— Records to process —
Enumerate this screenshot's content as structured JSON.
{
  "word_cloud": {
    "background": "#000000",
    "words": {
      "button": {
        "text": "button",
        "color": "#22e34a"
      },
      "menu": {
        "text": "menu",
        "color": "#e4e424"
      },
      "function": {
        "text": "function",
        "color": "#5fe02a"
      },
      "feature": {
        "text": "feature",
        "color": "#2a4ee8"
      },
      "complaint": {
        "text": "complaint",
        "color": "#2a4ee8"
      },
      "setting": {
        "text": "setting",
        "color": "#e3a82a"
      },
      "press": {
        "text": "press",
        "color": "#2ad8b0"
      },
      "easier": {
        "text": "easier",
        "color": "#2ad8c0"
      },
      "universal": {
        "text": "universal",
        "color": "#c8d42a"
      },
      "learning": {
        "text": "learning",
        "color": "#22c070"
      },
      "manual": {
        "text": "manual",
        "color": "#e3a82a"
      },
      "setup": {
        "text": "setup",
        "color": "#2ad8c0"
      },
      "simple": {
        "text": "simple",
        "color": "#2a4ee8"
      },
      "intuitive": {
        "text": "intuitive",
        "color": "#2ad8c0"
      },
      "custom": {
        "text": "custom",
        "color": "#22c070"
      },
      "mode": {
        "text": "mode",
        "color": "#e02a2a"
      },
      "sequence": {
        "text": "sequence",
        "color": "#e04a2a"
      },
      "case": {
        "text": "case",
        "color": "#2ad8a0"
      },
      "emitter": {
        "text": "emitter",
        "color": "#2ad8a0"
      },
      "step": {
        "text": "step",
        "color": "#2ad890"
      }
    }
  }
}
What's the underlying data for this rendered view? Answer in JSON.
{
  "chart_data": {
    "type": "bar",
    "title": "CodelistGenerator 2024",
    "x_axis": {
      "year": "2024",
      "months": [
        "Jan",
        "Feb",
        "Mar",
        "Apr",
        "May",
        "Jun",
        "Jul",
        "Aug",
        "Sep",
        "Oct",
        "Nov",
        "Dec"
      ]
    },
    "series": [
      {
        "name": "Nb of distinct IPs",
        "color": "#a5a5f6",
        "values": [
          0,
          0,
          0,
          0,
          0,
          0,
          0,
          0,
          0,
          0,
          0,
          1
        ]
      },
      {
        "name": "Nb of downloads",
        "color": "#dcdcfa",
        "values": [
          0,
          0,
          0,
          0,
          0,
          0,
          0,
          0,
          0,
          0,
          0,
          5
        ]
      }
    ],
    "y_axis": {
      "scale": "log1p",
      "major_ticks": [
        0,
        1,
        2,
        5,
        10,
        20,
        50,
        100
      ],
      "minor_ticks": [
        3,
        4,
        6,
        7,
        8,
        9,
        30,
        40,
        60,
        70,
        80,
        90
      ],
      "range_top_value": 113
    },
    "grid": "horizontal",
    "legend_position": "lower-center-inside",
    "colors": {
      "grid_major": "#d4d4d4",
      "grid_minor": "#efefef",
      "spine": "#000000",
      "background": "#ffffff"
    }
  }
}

— What you should do —
Return every line of the material exactly.

— Solution to this exercise —
Enumerate this screenshot's content as structured JSON.
{
  "word_cloud": {
    "background": "#000000",
    "words": {
      "button": {
        "text": "button",
        "color": "#22e34a"
      },
      "menu": {
        "text": "menu",
        "color": "#e4e424"
      },
      "function": {
        "text": "function",
        "color": "#5fe02a"
      },
      "feature": {
        "text": "feature",
        "color": "#2a4ee8"
      },
      "complaint": {
        "text": "complaint",
        "color": "#2a4ee8"
      },
      "setting": {
        "text": "setting",
        "color": "#e3a82a"
      },
      "press": {
        "text": "press",
        "color": "#2ad8b0"
      },
      "easier": {
        "text": "easier",
        "color": "#2ad8c0"
      },
      "universal": {
        "text": "universal",
        "color": "#c8d42a"
      },
      "learning": {
        "text": "learning",
        "color": "#22c070"
      },
      "manual": {
        "text": "manual",
        "color": "#e3a82a"
      },
      "setup": {
        "text": "setup",
        "color": "#2ad8c0"
      },
      "simple": {
        "text": "simple",
        "color": "#2a4ee8"
      },
      "intuitive": {
        "text": "intuitive",
        "color": "#2ad8c0"
      },
      "custom": {
        "text": "custom",
        "color": "#22c070"
      },
      "mode": {
        "text": "mode",
        "color": "#e02a2a"
      },
      "sequence": {
        "text": "sequence",
        "color": "#e04a2a"
      },
      "case": {
        "text": "case",
        "color": "#2ad8a0"
      },
      "emitter": {
        "text": "emitter",
        "color": "#2ad8a0"
      },
      "step": {
        "text": "step",
        "color": "#2ad890"
      }
    }
  }
}
What's the underlying data for this rendered view? Answer in JSON.
{
  "chart_data": {
    "type": "bar",
    "title": "CodelistGenerator 2024",
    "x_axis": {
      "year": "2024",
      "months": [
        "Jan",
        "Feb",
        "Mar",
        "Apr",
        "May",
        "Jun",
        "Jul",
        "Aug",
        "Sep",
        "Oct",
        "Nov",
        "Dec"
      ]
    },
    "series": [
      {
        "name": "Nb of distinct IPs",
        "color": "#a5a5f6",
        "values": [
          0,
          0,
          0,
          0,
          0,
          0,
          0,
          0,
          0,
          0,
          0,
          1
        ]
      },
      {
        "name": "Nb of downloads",
        "color": "#dcdcfa",
        "values": [
          0,
          0,
          0,
          0,
          0,
          0,
          0,
          0,
          0,
          0,
          0,
          5
        ]
      }
    ],
    "y_axis": {
      "scale": "log1p",
      "major_ticks": [
        0,
        1,
        2,
        5,
        10,
        20,
        50,
        100
      ],
      "minor_ticks": [
        3,
        4,
        6,
        7,
        8,
        9,
        30,
        40,
        60,
        70,
        80,
        90
      ],
      "range_top_value": 113
    },
    "grid": "horizontal",
    "legend_position": "lower-center-inside",
    "colors": {
      "grid_major": "#d4d4d4",
      "grid_minor": "#efefef",
      "spine": "#000000",
      "background": "#ffffff"
    }
  }
}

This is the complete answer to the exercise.